© JUNGE FREIHEIT Verlag GmbH & Co. www.jungefreiheit.de 52/03 19. Dezember 2003 u. 01/04 26. Dezember

Laizistischer Angriff auf das Christentum
Frankreich: Der Streit um das islamistische Kopftuch hat eine neue Debatte über die religiöse Neutralität des Staates ausgelöst
Charles Brant

Um sich islamischer Missionierungsbestrebungen zu erwehren, appelliert die Grande Nation an "Republikanismus" und "Laizismus". Die christliche Tradition gerät dabei ins Hintertreffen. Die französische Regierung sucht der politisch-religiösen Agitation der Islamisten durch rituelle Beschwörungen des "republikanischen Pakts" Paroli zu bieten.

*Aufgabe*. Setze den obigen Artikel zum Kopftuchstreit in Frankreich nach seinem letzten Satz fort.

*Datenauszug*.
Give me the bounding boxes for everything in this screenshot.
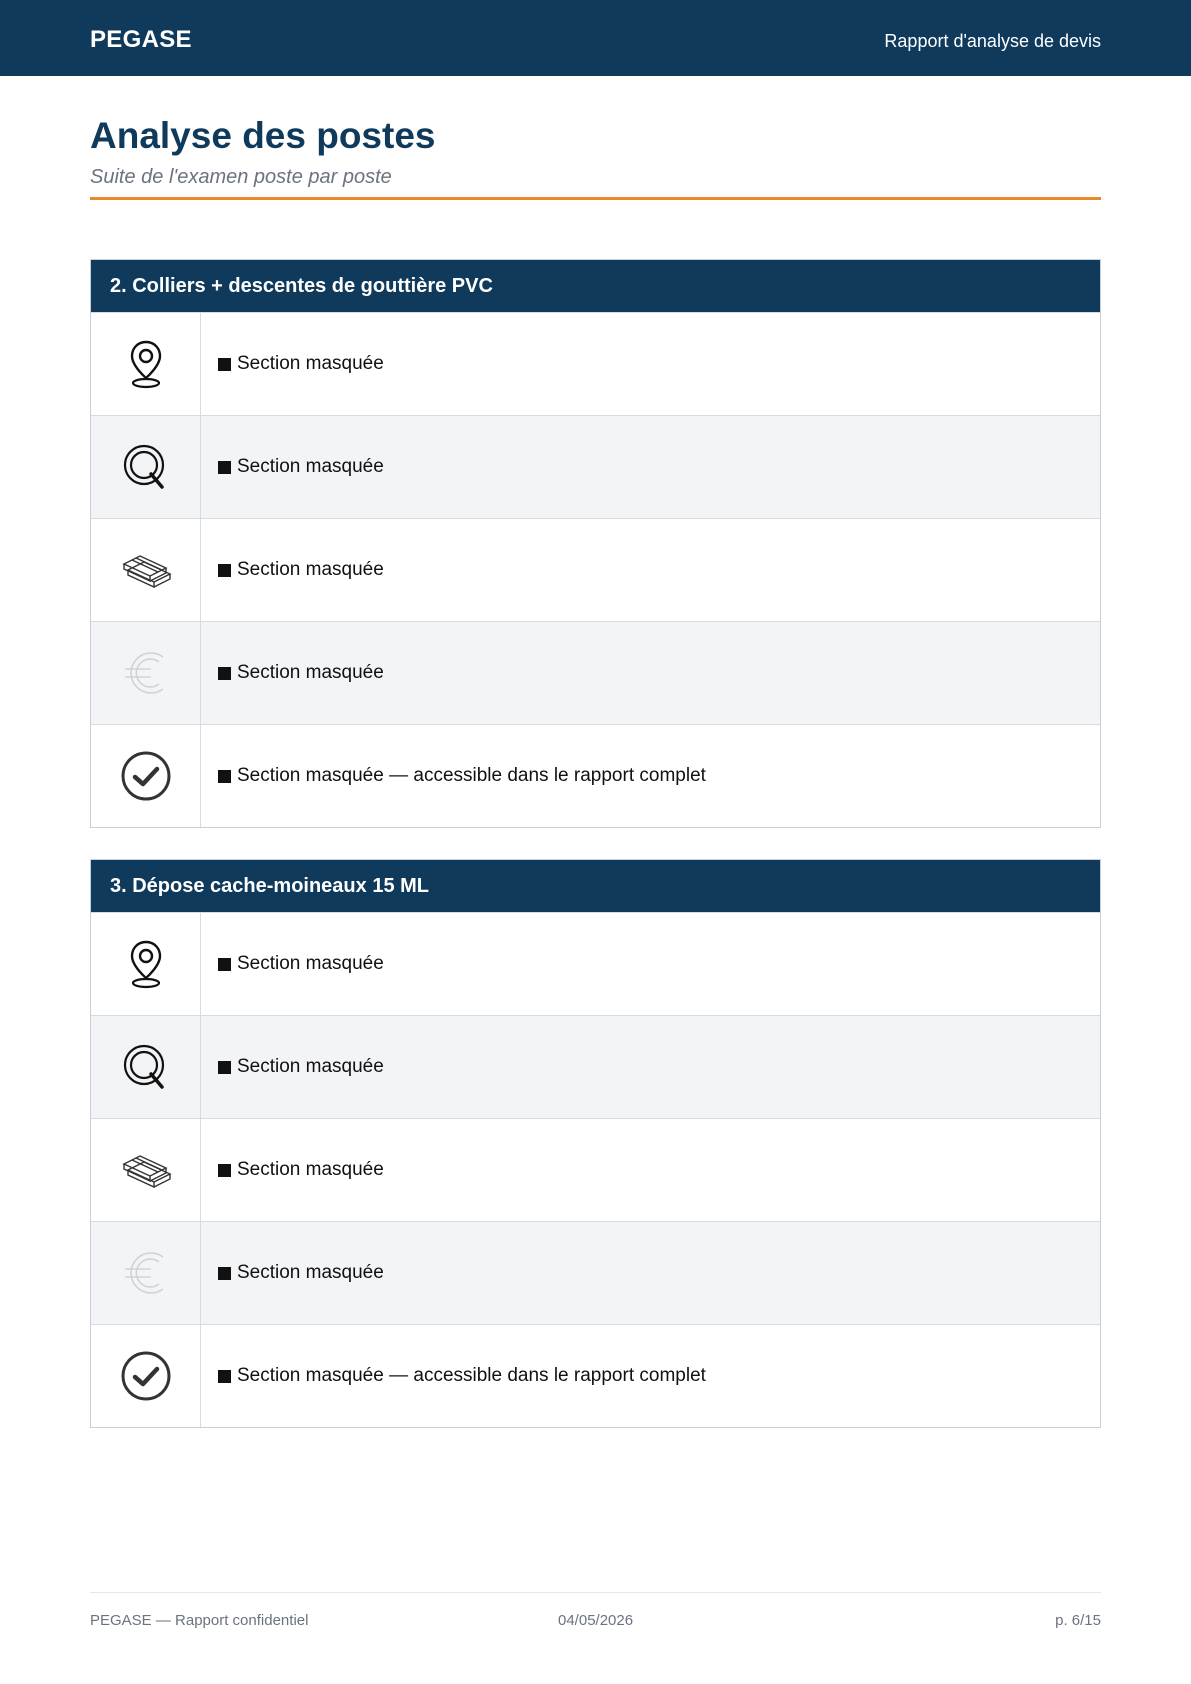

*Antwort*.
Deshalb hat der französische Präsident Jacques Chirac vor sechs Monaten eine 20köpfige Laizismus-Kommission beauftragt, nach Wegen zu suchen, die "republikanischen Wurzeln des Laizismus" zu stärken, "kommunitaristische Irrwege" zu verhindern und gegebenenfalls das 1905 erlassene Gesetz zur Trennung von Kirche und Staat zu revidieren. Unter dem Vorsitz von Bernard Stasi, einem Studienfreund Chiracs aus dessen Zeit an der "Kaderschmiede" École Nationale d'Administration (ENA), sprach die Kommission mit 120 Fachleuten und Vertretern der schätzungsweise fünf Millionen Muslime und der etwa eine halbe Million Juden. Ihre Ergebnisse liegen seit letzter Woche vor.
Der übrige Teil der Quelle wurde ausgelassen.